Restate the records in their entirety, word for word.

— begin Dataset extract —

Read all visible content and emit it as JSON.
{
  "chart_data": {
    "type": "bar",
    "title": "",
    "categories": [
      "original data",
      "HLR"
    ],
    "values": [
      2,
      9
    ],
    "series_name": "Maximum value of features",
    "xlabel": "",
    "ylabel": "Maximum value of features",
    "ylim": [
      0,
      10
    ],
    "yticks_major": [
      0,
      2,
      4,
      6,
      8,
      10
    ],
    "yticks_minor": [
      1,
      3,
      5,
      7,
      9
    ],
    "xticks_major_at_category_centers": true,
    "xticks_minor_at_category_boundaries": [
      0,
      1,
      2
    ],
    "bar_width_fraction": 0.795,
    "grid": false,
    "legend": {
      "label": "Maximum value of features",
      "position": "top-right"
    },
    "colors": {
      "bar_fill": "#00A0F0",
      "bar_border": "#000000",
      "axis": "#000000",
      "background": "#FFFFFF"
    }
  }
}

— end Dataset extract —

The completed task:
Read all visible content and emit it as JSON.
{
  "chart_data": {
    "type": "bar",
    "title": "",
    "categories": [
      "original data",
      "HLR"
    ],
    "values": [
      2,
      9
    ],
    "series_name": "Maximum value of features",
    "xlabel": "",
    "ylabel": "Maximum value of features",
    "ylim": [
      0,
      10
    ],
    "yticks_major": [
      0,
      2,
      4,
      6,
      8,
      10
    ],
    "yticks_minor": [
      1,
      3,
      5,
      7,
      9
    ],
    "xticks_major_at_category_centers": true,
    "xticks_minor_at_category_boundaries": [
      0,
      1,
      2
    ],
    "bar_width_fraction": 0.795,
    "grid": false,
    "legend": {
      "label": "Maximum value of features",
      "position": "top-right"
    },
    "colors": {
      "bar_fill": "#00A0F0",
      "bar_border": "#000000",
      "axis": "#000000",
      "background": "#FFFFFF"
    }
  }
}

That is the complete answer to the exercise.